BEGIN DATA UNDER STUDY

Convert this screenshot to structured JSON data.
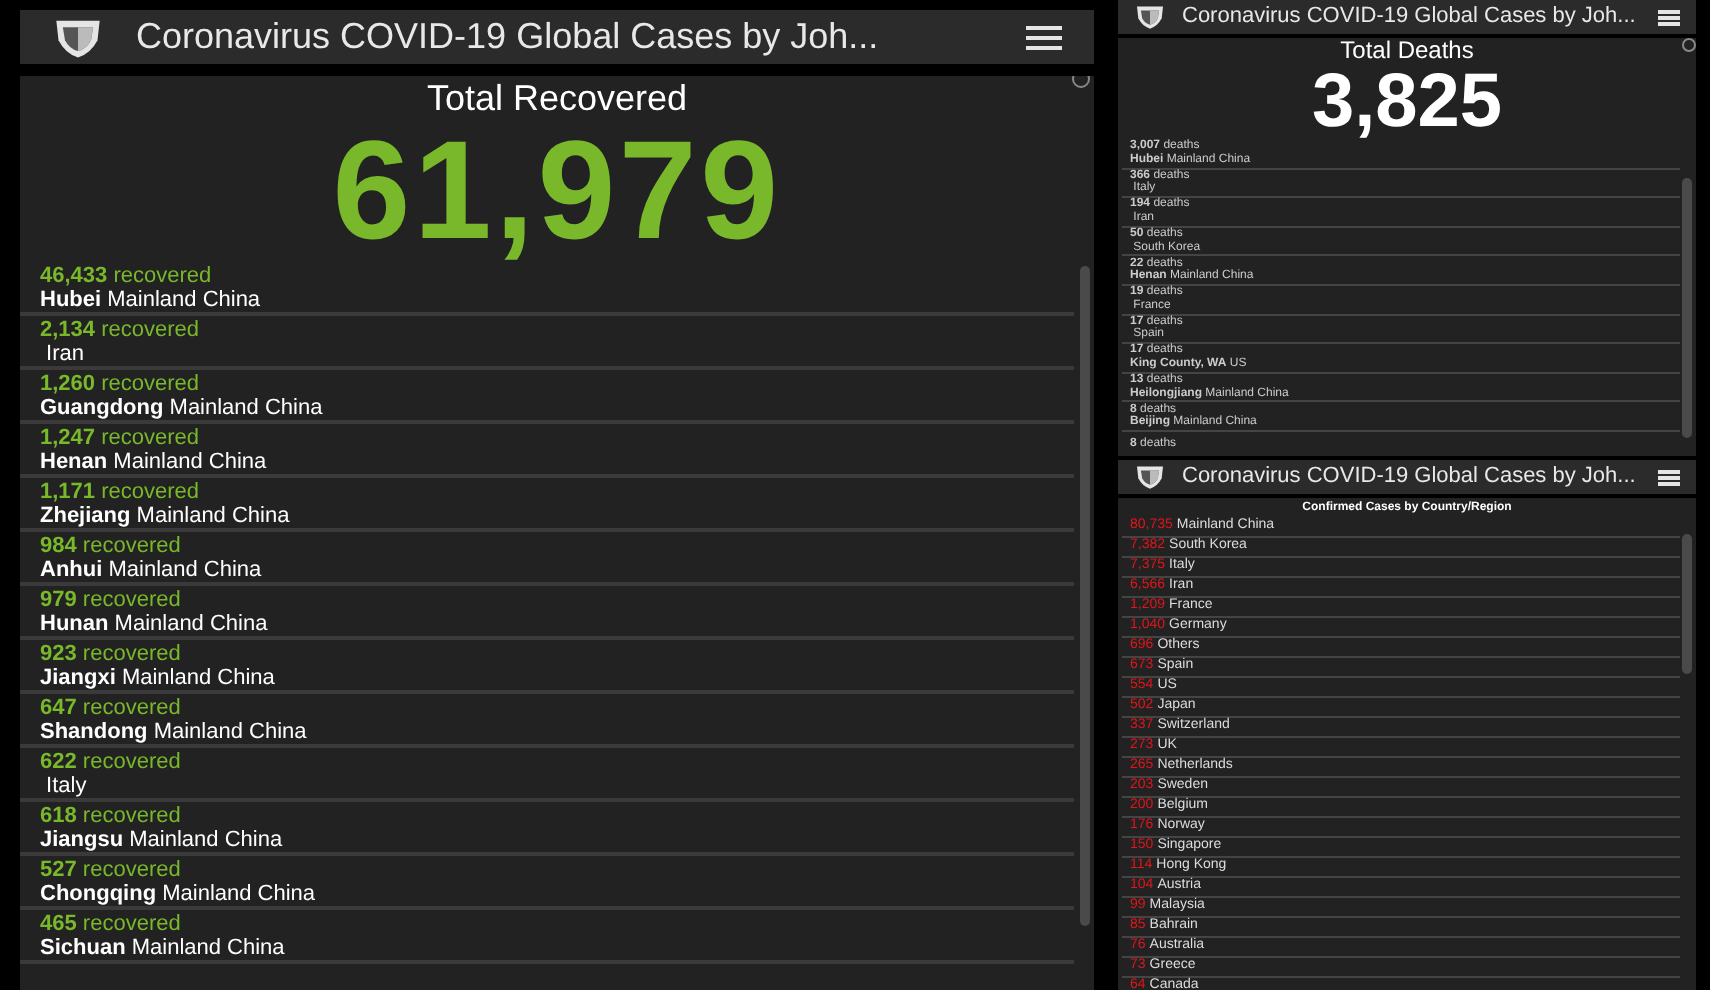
{
  "recovered_panel": {
    "header_title": "Coronavirus COVID-19 Global Cases by Joh...",
    "title": "Total Recovered",
    "total": "61,979",
    "rows": [
      {
        "count": "46,433",
        "unit": "recovered",
        "place": "**Hubei** Mainland China"
      },
      {
        "count": "2,134",
        "unit": "recovered",
        "place": " Iran"
      },
      {
        "count": "1,260",
        "unit": "recovered",
        "place": "**Guangdong** Mainland China"
      },
      {
        "count": "1,247",
        "unit": "recovered",
        "place": "**Henan** Mainland China"
      },
      {
        "count": "1,171",
        "unit": "recovered",
        "place": "**Zhejiang** Mainland China"
      },
      {
        "count": "984",
        "unit": "recovered",
        "place": "**Anhui** Mainland China"
      },
      {
        "count": "979",
        "unit": "recovered",
        "place": "**Hunan** Mainland China"
      },
      {
        "count": "923",
        "unit": "recovered",
        "place": "**Jiangxi** Mainland China"
      },
      {
        "count": "647",
        "unit": "recovered",
        "place": "**Shandong** Mainland China"
      },
      {
        "count": "622",
        "unit": "recovered",
        "place": " Italy"
      },
      {
        "count": "618",
        "unit": "recovered",
        "place": "**Jiangsu** Mainland China"
      },
      {
        "count": "527",
        "unit": "recovered",
        "place": "**Chongqing** Mainland China"
      },
      {
        "count": "465",
        "unit": "recovered",
        "place": "**Sichuan** Mainland China"
      }
    ]
  },
  "deaths_panel": {
    "header_title": "Coronavirus COVID-19 Global Cases by Joh...",
    "title": "Total Deaths",
    "total": "3,825",
    "rows": [
      {
        "count": "3,007",
        "unit": "deaths",
        "place": "**Hubei** Mainland China"
      },
      {
        "count": "366",
        "unit": "deaths",
        "place": " Italy"
      },
      {
        "count": "194",
        "unit": "deaths",
        "place": " Iran"
      },
      {
        "count": "50",
        "unit": "deaths",
        "place": " South Korea"
      },
      {
        "count": "22",
        "unit": "deaths",
        "place": "**Henan** Mainland China"
      },
      {
        "count": "19",
        "unit": "deaths",
        "place": " France"
      },
      {
        "count": "17",
        "unit": "deaths",
        "place": " Spain"
      },
      {
        "count": "17",
        "unit": "deaths",
        "place": "**King County, WA** US"
      },
      {
        "count": "13",
        "unit": "deaths",
        "place": "**Heilongjiang** Mainland China"
      },
      {
        "count": "8",
        "unit": "deaths",
        "place": "**Beijing** Mainland China"
      },
      {
        "count": "8",
        "unit": "deaths"
      }
    ]
  },
  "confirmed_panel": {
    "header_title": "Coronavirus COVID-19 Global Cases by Joh...",
    "title": "Confirmed Cases by Country/Region",
    "rows": [
      {
        "count": "80,735",
        "place": "Mainland China"
      },
      {
        "count": "7,382",
        "place": "South Korea"
      },
      {
        "count": "7,375",
        "place": "Italy"
      },
      {
        "count": "6,566",
        "place": "Iran"
      },
      {
        "count": "1,209",
        "place": "France"
      },
      {
        "count": "1,040",
        "place": "Germany"
      },
      {
        "count": "696",
        "place": "Others"
      },
      {
        "count": "673",
        "place": "Spain"
      },
      {
        "count": "554",
        "place": "US"
      },
      {
        "count": "502",
        "place": "Japan"
      },
      {
        "count": "337",
        "place": "Switzerland"
      },
      {
        "count": "273",
        "place": "UK"
      },
      {
        "count": "265",
        "place": "Netherlands"
      },
      {
        "count": "203",
        "place": "Sweden"
      },
      {
        "count": "200",
        "place": "Belgium"
      },
      {
        "count": "176",
        "place": "Norway"
      },
      {
        "count": "150",
        "place": "Singapore"
      },
      {
        "count": "114",
        "place": "Hong Kong"
      },
      {
        "count": "104",
        "place": "Austria"
      },
      {
        "count": "99",
        "place": "Malaysia"
      },
      {
        "count": "85",
        "place": "Bahrain"
      },
      {
        "count": "76",
        "place": "Australia"
      },
      {
        "count": "73",
        "place": "Greece"
      },
      {
        "count": "64",
        "place": "Canada"
      }
    ]
  }
}
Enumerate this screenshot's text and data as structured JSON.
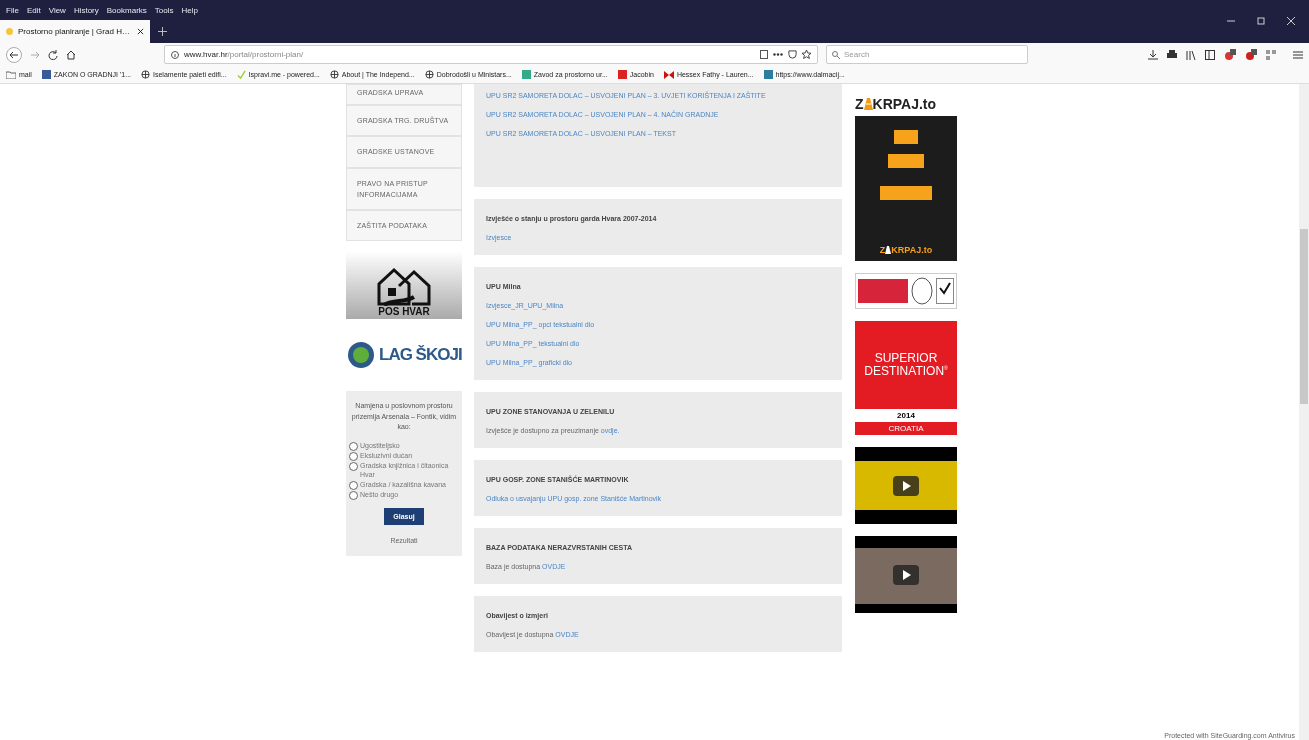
{
  "browser": {
    "menu": [
      "File",
      "Edit",
      "View",
      "History",
      "Bookmarks",
      "Tools",
      "Help"
    ],
    "tabs": [
      {
        "title": "Prostorno planiranje | Grad H…",
        "selected": true
      }
    ],
    "url": {
      "host": "www.hvar.hr",
      "path": "/portal/prostorni-plan/"
    },
    "search": {
      "placeholder": "Search"
    },
    "bookmarks": [
      {
        "label": "mail",
        "kind": "folder"
      },
      {
        "label": "ZAKON O GRADNJI '1...",
        "kind": "facebook"
      },
      {
        "label": "Iselamente paieti edifi...",
        "kind": "globe"
      },
      {
        "label": "Ispravi.me - powered...",
        "kind": "check"
      },
      {
        "label": "About | The Independ...",
        "kind": "globe"
      },
      {
        "label": "Dobrodošli u Ministars...",
        "kind": "globe"
      },
      {
        "label": "Zavod za prostorno ur...",
        "kind": "map"
      },
      {
        "label": "Jacobin",
        "kind": "red"
      },
      {
        "label": "Hessex Fathy - Lauren...",
        "kind": "bow"
      },
      {
        "label": "https://www.dalmacij...",
        "kind": "doc"
      }
    ]
  },
  "sidebar": {
    "nav_items": [
      "GRADSKA UPRAVA",
      "GRADSKA TRG. DRUŠTVA",
      "GRADSKE USTANOVE",
      "PRAVO NA PRISTUP INFORMACIJAMA",
      "ZAŠTITA PODATAKA"
    ],
    "pos_banner": "POS HVAR",
    "lag_logo": {
      "name": "LAG ŠKOJI"
    },
    "poll": {
      "question": "Namjena u poslovnom prostoru prizemlja Arsenala – Fontik, vidim kao:",
      "options": [
        {
          "label": "Ugostiteljsko",
          "selected": false
        },
        {
          "label": "Eksluzivni dućan",
          "selected": false
        },
        {
          "label": "Gradska knjižnica i čitaonica Hvar",
          "selected": false
        },
        {
          "label": "Gradska / kazališna kavana",
          "selected": false
        },
        {
          "label": "Nešto drugo",
          "selected": false
        }
      ],
      "button": "Glasuj",
      "results": "Rezultati"
    }
  },
  "cards": [
    {
      "items": [
        {
          "link": "UPU SR2 SAMORETA DOLAC – USVOJENI PLAN – 3. UVJETI KORIŠTENJA I ZAŠTITE"
        },
        {
          "link": "UPU SR2 SAMORETA DOLAC – USVOJENI PLAN – 4. NAČIN GRADNJE"
        },
        {
          "link": "UPU SR2 SAMORETA DOLAC – USVOJENI PLAN – TEKST"
        }
      ]
    },
    {
      "title": "Izvješće o stanju u prostoru garda Hvara 2007-2014",
      "items": [
        {
          "link": "Izvjesce"
        }
      ]
    },
    {
      "title": "UPU Milna",
      "items": [
        {
          "link": "Izvjesce_JR_UPU_Milna"
        },
        {
          "link": "UPU Milna_PP_ opci tekstualni dio"
        },
        {
          "link": "UPU Milna_PP_ tekstualni dio"
        },
        {
          "link": "UPU Milna_PP_ graficki dio"
        }
      ]
    },
    {
      "title": "UPU ZONE STANOVANJA U ZELENILU",
      "items": [
        {
          "text": "Izvješće je dostupno za preuzimanje ",
          "link": "ovdje."
        }
      ]
    },
    {
      "title": "UPU GOSP. ZONE STANIŠĆE MARTINOVIK",
      "items": [
        {
          "link": "Odluka o usvajanju UPU gosp. zone Stanišće Martinovik"
        }
      ]
    },
    {
      "title": "BAZA PODATAKA NERAZVRSTANIH CESTA",
      "items": [
        {
          "text": "Baza je dostupna ",
          "link": "OVDJE"
        }
      ]
    },
    {
      "title": "Obavijest o izmjeri",
      "items": [
        {
          "text": "Obavijest je dostupna ",
          "link": "OVDJE"
        }
      ]
    }
  ],
  "right": {
    "zakrpaj": {
      "before": "Z",
      "after": "KRPAJ.to"
    },
    "zakrpaj_poster": {
      "before": "Z",
      "after": "KRPAJ.to"
    },
    "superior": {
      "line_1": "SUPERIOR",
      "line_2": "DESTINATION",
      "mark": "®",
      "year": "2014",
      "country": "CROATIA"
    }
  },
  "footer": "Protected with SiteGuarding.com Antivirus"
}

END DATA UNDER STUDY

> [EXERCISE DESCRIPTION]: Across the records above, show each line containing the word "Obavijest".

> [ANSWER AREA]:
      "title": "Obavijest o izmjeri",
          "text": "Obavijest je dostupna ",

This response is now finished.